What the task asks:
Write out the records beneath this line exactly as they appear, minus any images.

Stored dataset items
******************************

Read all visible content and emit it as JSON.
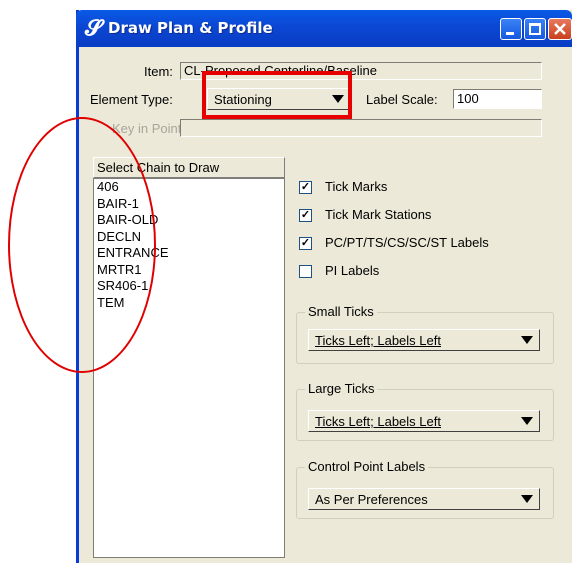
{
  "window": {
    "title": "Draw Plan & Profile",
    "title_icon": "ribbon-s-icon"
  },
  "form": {
    "item_label": "Item:",
    "item_value": "CL-Proposed Centerline/Baseline",
    "element_type_label": "Element Type:",
    "element_type_value": "Stationing",
    "label_scale_label": "Label Scale:",
    "label_scale_value": "100",
    "keyin_label": "Key in Points:",
    "keyin_value": ""
  },
  "chain_list": {
    "header": "Select Chain to Draw",
    "items": [
      "406",
      "BAIR-1",
      "BAIR-OLD",
      "DECLN",
      "ENTRANCE",
      "MRTR1",
      "SR406-1",
      "TEM"
    ]
  },
  "options": [
    {
      "label": "Tick Marks",
      "checked": true
    },
    {
      "label": "Tick Mark Stations",
      "checked": true
    },
    {
      "label": "PC/PT/TS/CS/SC/ST Labels",
      "checked": true
    },
    {
      "label": "PI Labels",
      "checked": false
    }
  ],
  "groups": {
    "small_ticks": {
      "title": "Small Ticks",
      "value": "Ticks Left; Labels Left"
    },
    "large_ticks": {
      "title": "Large Ticks",
      "value": "Ticks Left; Labels Left"
    },
    "control_point": {
      "title": "Control Point Labels",
      "value": "As Per Preferences"
    }
  },
  "colors": {
    "annotation": "#e60000",
    "titlebar": "#0b47d3",
    "dialog_bg": "#ece9d8"
  }
}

******************************

Task answer:
Read all visible content and emit it as JSON.
{
  "window": {
    "title": "Draw Plan & Profile",
    "title_icon": "ribbon-s-icon"
  },
  "form": {
    "item_label": "Item:",
    "item_value": "CL-Proposed Centerline/Baseline",
    "element_type_label": "Element Type:",
    "element_type_value": "Stationing",
    "label_scale_label": "Label Scale:",
    "label_scale_value": "100",
    "keyin_label": "Key in Points:",
    "keyin_value": ""
  },
  "chain_list": {
    "header": "Select Chain to Draw",
    "items": [
      "406",
      "BAIR-1",
      "BAIR-OLD",
      "DECLN",
      "ENTRANCE",
      "MRTR1",
      "SR406-1",
      "TEM"
    ]
  },
  "options": [
    {
      "label": "Tick Marks",
      "checked": true
    },
    {
      "label": "Tick Mark Stations",
      "checked": true
    },
    {
      "label": "PC/PT/TS/CS/SC/ST Labels",
      "checked": true
    },
    {
      "label": "PI Labels",
      "checked": false
    }
  ],
  "groups": {
    "small_ticks": {
      "title": "Small Ticks",
      "value": "Ticks Left; Labels Left"
    },
    "large_ticks": {
      "title": "Large Ticks",
      "value": "Ticks Left; Labels Left"
    },
    "control_point": {
      "title": "Control Point Labels",
      "value": "As Per Preferences"
    }
  },
  "colors": {
    "annotation": "#e60000",
    "titlebar": "#0b47d3",
    "dialog_bg": "#ece9d8"
  }
}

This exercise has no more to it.